**Given instruction**: Write out all of the entries exactly as given.

**Materials provided**:
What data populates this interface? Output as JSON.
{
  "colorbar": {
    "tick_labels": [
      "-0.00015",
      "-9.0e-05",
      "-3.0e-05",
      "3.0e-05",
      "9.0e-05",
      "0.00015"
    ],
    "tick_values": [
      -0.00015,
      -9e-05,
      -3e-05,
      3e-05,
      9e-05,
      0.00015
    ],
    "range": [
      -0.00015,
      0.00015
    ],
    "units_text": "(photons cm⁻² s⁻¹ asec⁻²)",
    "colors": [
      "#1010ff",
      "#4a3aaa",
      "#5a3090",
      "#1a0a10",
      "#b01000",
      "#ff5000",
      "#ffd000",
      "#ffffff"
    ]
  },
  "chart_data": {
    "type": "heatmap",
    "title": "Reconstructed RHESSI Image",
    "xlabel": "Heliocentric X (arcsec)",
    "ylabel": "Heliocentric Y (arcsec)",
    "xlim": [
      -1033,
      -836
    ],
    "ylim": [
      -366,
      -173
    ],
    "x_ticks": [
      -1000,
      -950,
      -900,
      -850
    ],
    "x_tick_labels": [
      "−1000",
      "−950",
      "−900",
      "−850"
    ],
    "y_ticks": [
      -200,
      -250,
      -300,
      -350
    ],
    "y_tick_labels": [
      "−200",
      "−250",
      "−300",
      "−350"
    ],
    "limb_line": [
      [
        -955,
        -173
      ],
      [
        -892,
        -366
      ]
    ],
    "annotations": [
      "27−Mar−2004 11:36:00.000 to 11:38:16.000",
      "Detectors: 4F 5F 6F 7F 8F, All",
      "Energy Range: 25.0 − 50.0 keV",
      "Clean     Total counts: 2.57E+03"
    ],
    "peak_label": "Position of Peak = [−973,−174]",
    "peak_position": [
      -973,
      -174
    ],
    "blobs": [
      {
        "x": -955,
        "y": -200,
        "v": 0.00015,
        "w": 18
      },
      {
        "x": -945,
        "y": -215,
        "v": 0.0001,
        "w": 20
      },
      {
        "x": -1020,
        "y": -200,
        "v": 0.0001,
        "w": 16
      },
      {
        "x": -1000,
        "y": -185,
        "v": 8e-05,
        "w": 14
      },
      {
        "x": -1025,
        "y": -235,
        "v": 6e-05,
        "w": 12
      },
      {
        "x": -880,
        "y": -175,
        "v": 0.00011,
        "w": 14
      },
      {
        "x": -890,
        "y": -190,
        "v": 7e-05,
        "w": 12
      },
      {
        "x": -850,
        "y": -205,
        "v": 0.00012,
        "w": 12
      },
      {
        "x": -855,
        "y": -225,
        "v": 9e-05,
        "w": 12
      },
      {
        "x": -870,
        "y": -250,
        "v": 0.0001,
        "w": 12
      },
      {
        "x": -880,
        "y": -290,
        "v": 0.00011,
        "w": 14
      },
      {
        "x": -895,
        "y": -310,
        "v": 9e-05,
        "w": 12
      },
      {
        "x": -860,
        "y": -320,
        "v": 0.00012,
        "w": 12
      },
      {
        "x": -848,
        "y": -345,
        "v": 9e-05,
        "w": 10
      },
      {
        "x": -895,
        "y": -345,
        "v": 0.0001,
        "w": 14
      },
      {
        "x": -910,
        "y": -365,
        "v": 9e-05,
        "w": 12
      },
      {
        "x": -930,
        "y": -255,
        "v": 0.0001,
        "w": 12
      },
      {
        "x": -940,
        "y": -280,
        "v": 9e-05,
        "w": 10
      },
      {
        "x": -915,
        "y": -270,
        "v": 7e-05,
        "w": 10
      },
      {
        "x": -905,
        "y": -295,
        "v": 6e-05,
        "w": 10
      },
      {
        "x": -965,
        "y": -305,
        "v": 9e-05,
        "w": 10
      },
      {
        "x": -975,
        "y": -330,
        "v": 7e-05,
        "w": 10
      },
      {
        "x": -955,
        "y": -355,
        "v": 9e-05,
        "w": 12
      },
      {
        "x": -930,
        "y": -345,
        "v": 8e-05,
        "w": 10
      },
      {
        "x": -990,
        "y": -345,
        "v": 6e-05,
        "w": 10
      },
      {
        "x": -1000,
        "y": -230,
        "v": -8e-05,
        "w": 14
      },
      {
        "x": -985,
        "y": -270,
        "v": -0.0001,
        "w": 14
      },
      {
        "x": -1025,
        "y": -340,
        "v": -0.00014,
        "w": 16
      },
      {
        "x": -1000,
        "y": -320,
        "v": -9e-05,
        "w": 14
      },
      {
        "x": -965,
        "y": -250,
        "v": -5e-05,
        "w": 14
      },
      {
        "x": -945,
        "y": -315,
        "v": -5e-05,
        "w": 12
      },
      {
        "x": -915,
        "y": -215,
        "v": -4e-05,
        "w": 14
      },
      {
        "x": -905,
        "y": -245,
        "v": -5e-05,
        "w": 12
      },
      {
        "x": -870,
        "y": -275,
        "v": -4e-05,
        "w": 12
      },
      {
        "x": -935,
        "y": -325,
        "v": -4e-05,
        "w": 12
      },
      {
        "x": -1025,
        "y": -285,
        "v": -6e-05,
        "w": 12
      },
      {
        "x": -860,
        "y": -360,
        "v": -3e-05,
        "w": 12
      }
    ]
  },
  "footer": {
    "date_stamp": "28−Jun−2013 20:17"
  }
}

**Task solution**:
What data populates this interface? Output as JSON.
{
  "colorbar": {
    "tick_labels": [
      "-0.00015",
      "-9.0e-05",
      "-3.0e-05",
      "3.0e-05",
      "9.0e-05",
      "0.00015"
    ],
    "tick_values": [
      -0.00015,
      -9e-05,
      -3e-05,
      3e-05,
      9e-05,
      0.00015
    ],
    "range": [
      -0.00015,
      0.00015
    ],
    "units_text": "(photons cm⁻² s⁻¹ asec⁻²)",
    "colors": [
      "#1010ff",
      "#4a3aaa",
      "#5a3090",
      "#1a0a10",
      "#b01000",
      "#ff5000",
      "#ffd000",
      "#ffffff"
    ]
  },
  "chart_data": {
    "type": "heatmap",
    "title": "Reconstructed RHESSI Image",
    "xlabel": "Heliocentric X (arcsec)",
    "ylabel": "Heliocentric Y (arcsec)",
    "xlim": [
      -1033,
      -836
    ],
    "ylim": [
      -366,
      -173
    ],
    "x_ticks": [
      -1000,
      -950,
      -900,
      -850
    ],
    "x_tick_labels": [
      "−1000",
      "−950",
      "−900",
      "−850"
    ],
    "y_ticks": [
      -200,
      -250,
      -300,
      -350
    ],
    "y_tick_labels": [
      "−200",
      "−250",
      "−300",
      "−350"
    ],
    "limb_line": [
      [
        -955,
        -173
      ],
      [
        -892,
        -366
      ]
    ],
    "annotations": [
      "27−Mar−2004 11:36:00.000 to 11:38:16.000",
      "Detectors: 4F 5F 6F 7F 8F, All",
      "Energy Range: 25.0 − 50.0 keV",
      "Clean     Total counts: 2.57E+03"
    ],
    "peak_label": "Position of Peak = [−973,−174]",
    "peak_position": [
      -973,
      -174
    ],
    "blobs": [
      {
        "x": -955,
        "y": -200,
        "v": 0.00015,
        "w": 18
      },
      {
        "x": -945,
        "y": -215,
        "v": 0.0001,
        "w": 20
      },
      {
        "x": -1020,
        "y": -200,
        "v": 0.0001,
        "w": 16
      },
      {
        "x": -1000,
        "y": -185,
        "v": 8e-05,
        "w": 14
      },
      {
        "x": -1025,
        "y": -235,
        "v": 6e-05,
        "w": 12
      },
      {
        "x": -880,
        "y": -175,
        "v": 0.00011,
        "w": 14
      },
      {
        "x": -890,
        "y": -190,
        "v": 7e-05,
        "w": 12
      },
      {
        "x": -850,
        "y": -205,
        "v": 0.00012,
        "w": 12
      },
      {
        "x": -855,
        "y": -225,
        "v": 9e-05,
        "w": 12
      },
      {
        "x": -870,
        "y": -250,
        "v": 0.0001,
        "w": 12
      },
      {
        "x": -880,
        "y": -290,
        "v": 0.00011,
        "w": 14
      },
      {
        "x": -895,
        "y": -310,
        "v": 9e-05,
        "w": 12
      },
      {
        "x": -860,
        "y": -320,
        "v": 0.00012,
        "w": 12
      },
      {
        "x": -848,
        "y": -345,
        "v": 9e-05,
        "w": 10
      },
      {
        "x": -895,
        "y": -345,
        "v": 0.0001,
        "w": 14
      },
      {
        "x": -910,
        "y": -365,
        "v": 9e-05,
        "w": 12
      },
      {
        "x": -930,
        "y": -255,
        "v": 0.0001,
        "w": 12
      },
      {
        "x": -940,
        "y": -280,
        "v": 9e-05,
        "w": 10
      },
      {
        "x": -915,
        "y": -270,
        "v": 7e-05,
        "w": 10
      },
      {
        "x": -905,
        "y": -295,
        "v": 6e-05,
        "w": 10
      },
      {
        "x": -965,
        "y": -305,
        "v": 9e-05,
        "w": 10
      },
      {
        "x": -975,
        "y": -330,
        "v": 7e-05,
        "w": 10
      },
      {
        "x": -955,
        "y": -355,
        "v": 9e-05,
        "w": 12
      },
      {
        "x": -930,
        "y": -345,
        "v": 8e-05,
        "w": 10
      },
      {
        "x": -990,
        "y": -345,
        "v": 6e-05,
        "w": 10
      },
      {
        "x": -1000,
        "y": -230,
        "v": -8e-05,
        "w": 14
      },
      {
        "x": -985,
        "y": -270,
        "v": -0.0001,
        "w": 14
      },
      {
        "x": -1025,
        "y": -340,
        "v": -0.00014,
        "w": 16
      },
      {
        "x": -1000,
        "y": -320,
        "v": -9e-05,
        "w": 14
      },
      {
        "x": -965,
        "y": -250,
        "v": -5e-05,
        "w": 14
      },
      {
        "x": -945,
        "y": -315,
        "v": -5e-05,
        "w": 12
      },
      {
        "x": -915,
        "y": -215,
        "v": -4e-05,
        "w": 14
      },
      {
        "x": -905,
        "y": -245,
        "v": -5e-05,
        "w": 12
      },
      {
        "x": -870,
        "y": -275,
        "v": -4e-05,
        "w": 12
      },
      {
        "x": -935,
        "y": -325,
        "v": -4e-05,
        "w": 12
      },
      {
        "x": -1025,
        "y": -285,
        "v": -6e-05,
        "w": 12
      },
      {
        "x": -860,
        "y": -360,
        "v": -3e-05,
        "w": 12
      }
    ]
  },
  "footer": {
    "date_stamp": "28−Jun−2013 20:17"
  }
}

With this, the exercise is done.